## DATASET EXTRACT
——————————

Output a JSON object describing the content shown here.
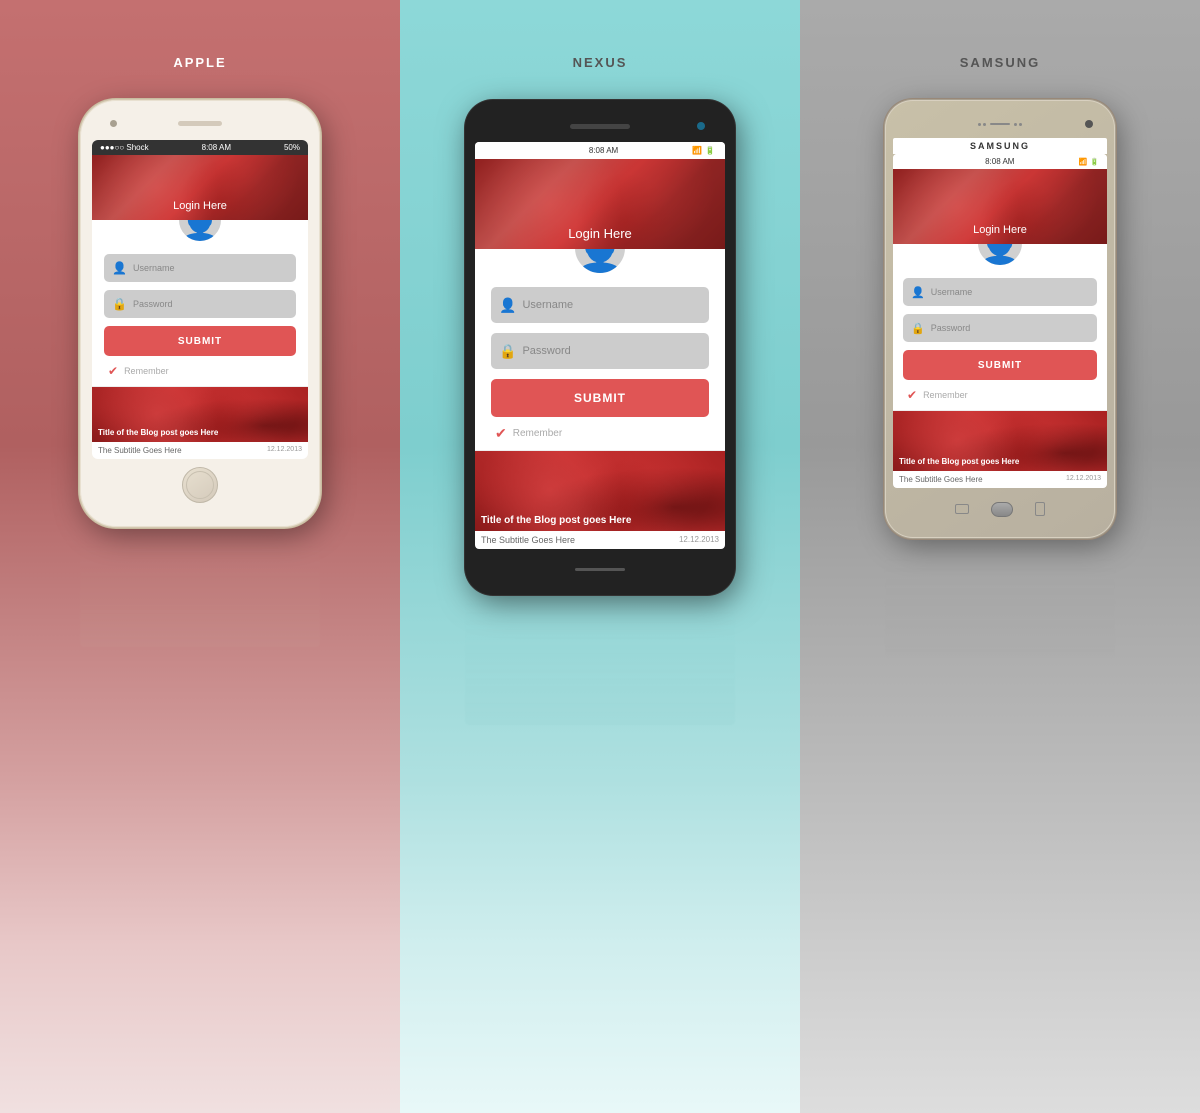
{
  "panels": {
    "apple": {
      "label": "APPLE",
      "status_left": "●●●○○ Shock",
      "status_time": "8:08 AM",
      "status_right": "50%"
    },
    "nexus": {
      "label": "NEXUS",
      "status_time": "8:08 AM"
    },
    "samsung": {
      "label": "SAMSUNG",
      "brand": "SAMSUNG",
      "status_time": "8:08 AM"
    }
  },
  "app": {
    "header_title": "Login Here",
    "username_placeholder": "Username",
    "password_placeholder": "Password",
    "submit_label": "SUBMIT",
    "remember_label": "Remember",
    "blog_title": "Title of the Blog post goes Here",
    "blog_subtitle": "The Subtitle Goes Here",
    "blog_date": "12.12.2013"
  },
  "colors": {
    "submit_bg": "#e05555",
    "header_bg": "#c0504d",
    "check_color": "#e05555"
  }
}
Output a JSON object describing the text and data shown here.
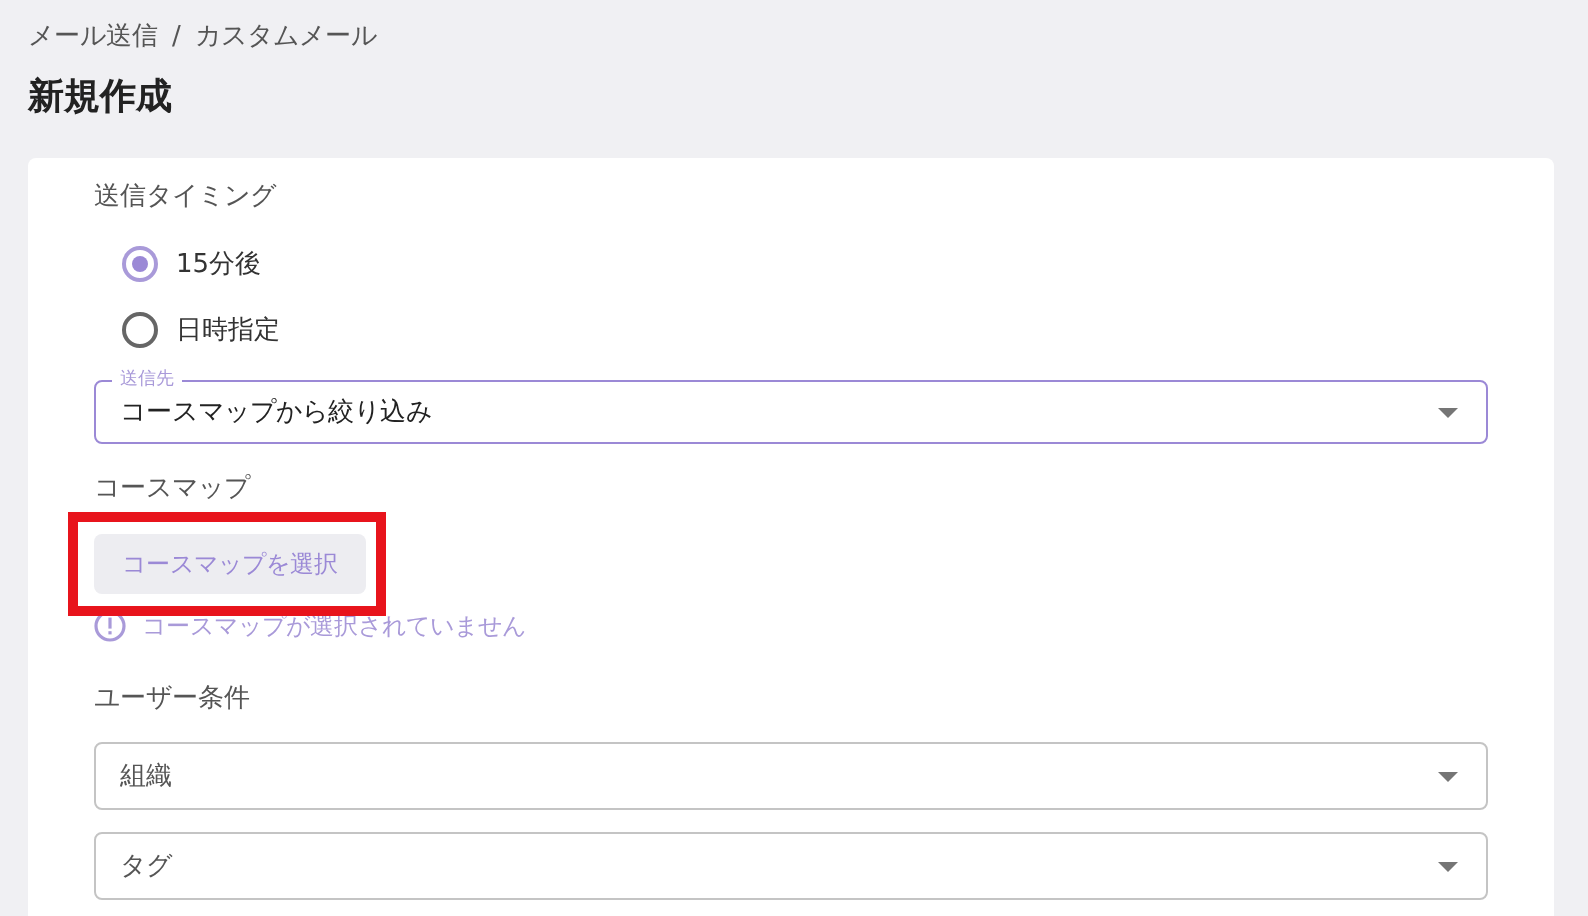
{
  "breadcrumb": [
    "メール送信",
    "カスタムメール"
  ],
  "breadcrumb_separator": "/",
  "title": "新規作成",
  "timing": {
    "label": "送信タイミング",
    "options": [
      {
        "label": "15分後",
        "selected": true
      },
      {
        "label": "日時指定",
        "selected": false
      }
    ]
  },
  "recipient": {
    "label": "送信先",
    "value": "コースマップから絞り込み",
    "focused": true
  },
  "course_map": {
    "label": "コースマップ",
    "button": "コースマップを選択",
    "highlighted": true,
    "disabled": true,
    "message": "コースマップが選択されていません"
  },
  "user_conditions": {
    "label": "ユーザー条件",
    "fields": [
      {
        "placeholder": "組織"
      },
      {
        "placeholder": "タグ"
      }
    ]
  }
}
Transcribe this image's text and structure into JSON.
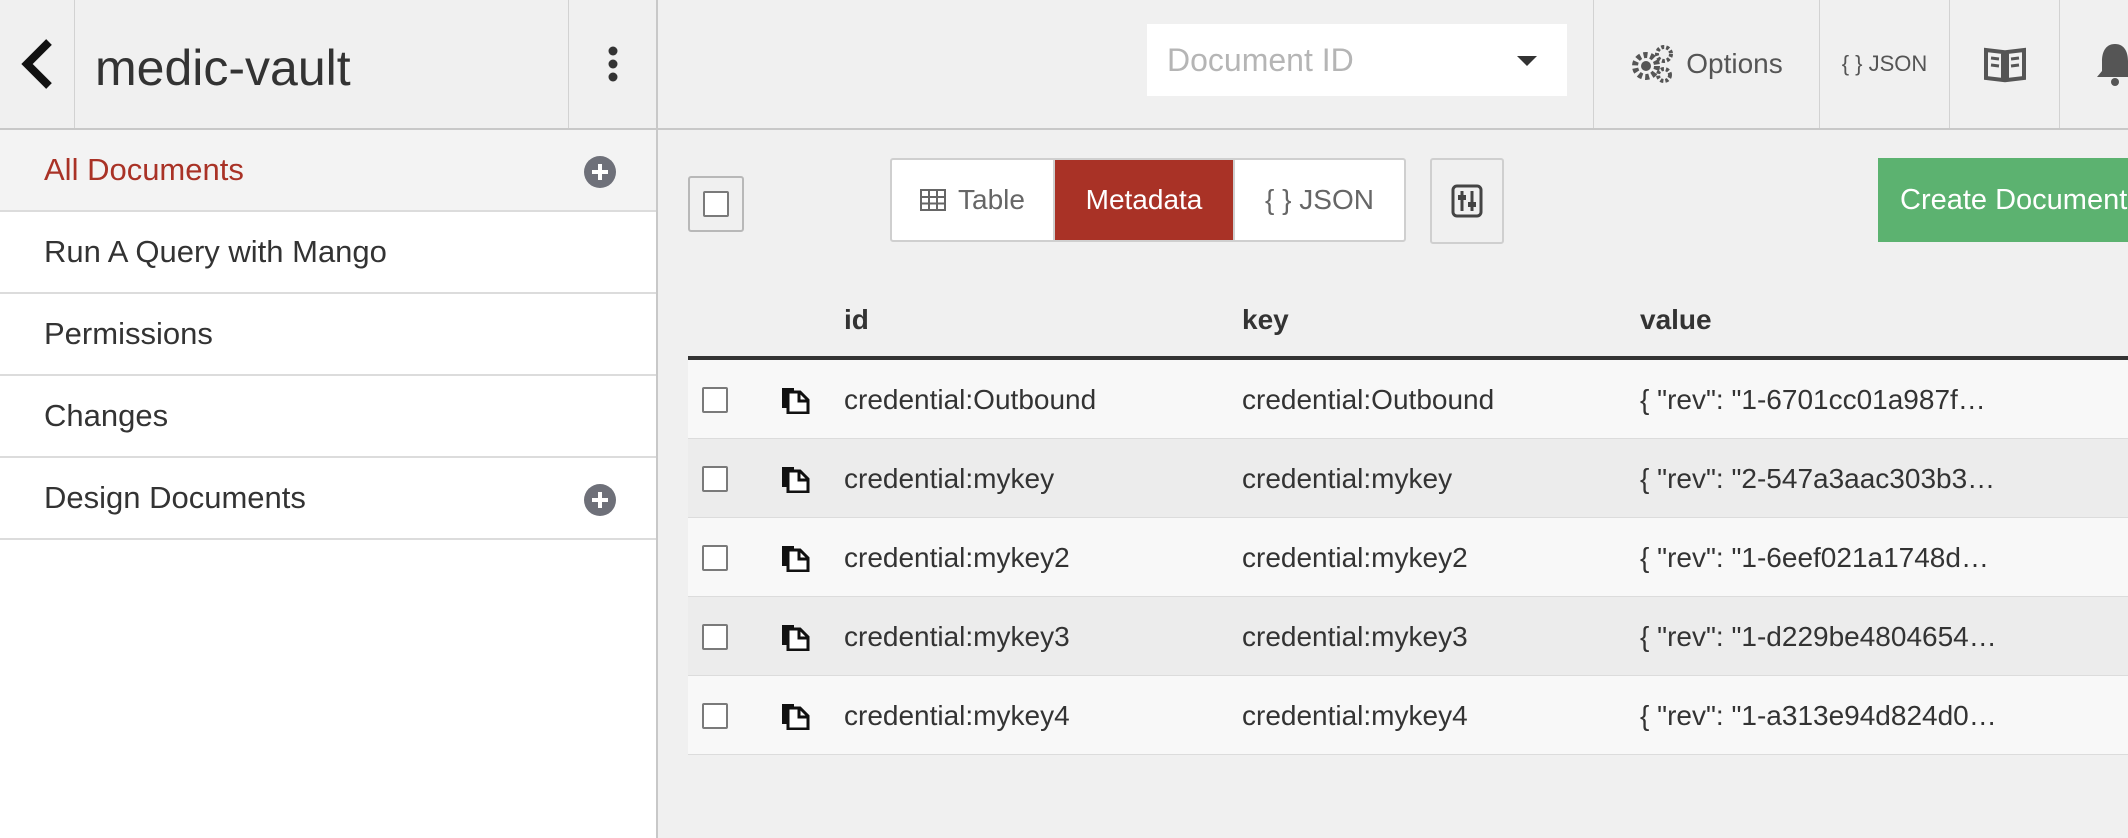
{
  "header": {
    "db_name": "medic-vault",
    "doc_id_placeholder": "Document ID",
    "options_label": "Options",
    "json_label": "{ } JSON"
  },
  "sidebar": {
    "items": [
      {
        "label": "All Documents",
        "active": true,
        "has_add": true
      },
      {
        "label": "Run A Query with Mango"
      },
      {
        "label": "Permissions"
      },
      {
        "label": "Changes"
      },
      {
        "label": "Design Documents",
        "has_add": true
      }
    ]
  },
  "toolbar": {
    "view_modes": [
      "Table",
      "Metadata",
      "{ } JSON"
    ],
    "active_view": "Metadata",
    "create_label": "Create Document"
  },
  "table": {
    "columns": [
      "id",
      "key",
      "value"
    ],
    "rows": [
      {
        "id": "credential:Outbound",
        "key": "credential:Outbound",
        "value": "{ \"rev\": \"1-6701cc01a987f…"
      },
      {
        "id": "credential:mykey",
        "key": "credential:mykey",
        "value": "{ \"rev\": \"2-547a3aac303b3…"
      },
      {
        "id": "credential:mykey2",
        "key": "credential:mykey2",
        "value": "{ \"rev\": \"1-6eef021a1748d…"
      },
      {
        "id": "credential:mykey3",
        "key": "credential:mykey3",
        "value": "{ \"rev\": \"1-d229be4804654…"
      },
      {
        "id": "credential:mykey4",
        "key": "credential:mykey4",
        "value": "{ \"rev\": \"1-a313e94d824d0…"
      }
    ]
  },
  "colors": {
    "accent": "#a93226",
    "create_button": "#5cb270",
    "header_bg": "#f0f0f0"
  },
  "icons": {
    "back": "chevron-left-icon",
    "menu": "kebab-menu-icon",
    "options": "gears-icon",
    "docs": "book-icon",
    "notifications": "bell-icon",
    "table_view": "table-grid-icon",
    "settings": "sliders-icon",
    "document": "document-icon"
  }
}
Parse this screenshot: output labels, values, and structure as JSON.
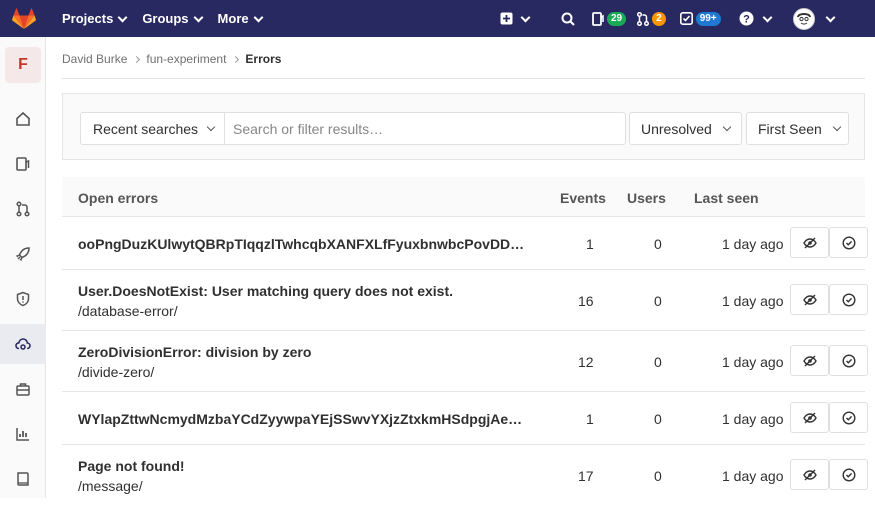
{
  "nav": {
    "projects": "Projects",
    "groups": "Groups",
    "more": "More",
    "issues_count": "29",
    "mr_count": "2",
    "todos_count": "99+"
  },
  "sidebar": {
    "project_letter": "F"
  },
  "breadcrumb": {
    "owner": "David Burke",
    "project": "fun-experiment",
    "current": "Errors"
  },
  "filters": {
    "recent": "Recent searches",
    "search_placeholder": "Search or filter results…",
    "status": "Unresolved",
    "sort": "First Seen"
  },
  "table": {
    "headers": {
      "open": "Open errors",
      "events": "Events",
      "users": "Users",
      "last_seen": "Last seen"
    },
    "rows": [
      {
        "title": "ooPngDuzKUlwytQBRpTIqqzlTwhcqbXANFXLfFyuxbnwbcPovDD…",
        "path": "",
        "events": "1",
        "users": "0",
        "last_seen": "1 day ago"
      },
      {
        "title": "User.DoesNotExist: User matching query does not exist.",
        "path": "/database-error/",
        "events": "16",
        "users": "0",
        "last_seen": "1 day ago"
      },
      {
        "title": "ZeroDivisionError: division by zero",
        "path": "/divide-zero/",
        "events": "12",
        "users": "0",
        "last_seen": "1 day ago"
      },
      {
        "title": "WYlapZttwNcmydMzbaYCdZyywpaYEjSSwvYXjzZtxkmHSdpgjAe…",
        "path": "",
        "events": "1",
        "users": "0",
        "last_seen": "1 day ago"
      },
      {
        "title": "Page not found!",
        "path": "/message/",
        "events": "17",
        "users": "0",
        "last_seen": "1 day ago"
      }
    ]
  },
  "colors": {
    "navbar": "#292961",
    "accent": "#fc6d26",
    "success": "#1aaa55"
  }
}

——————————

## GIVEN EXERCISE
Gather each line of the listing that holds the string "this".

## THE REPLY
Transcribe this image's text and structure into JSON.
Parse this screenshot: output labels, values, and structure as JSON.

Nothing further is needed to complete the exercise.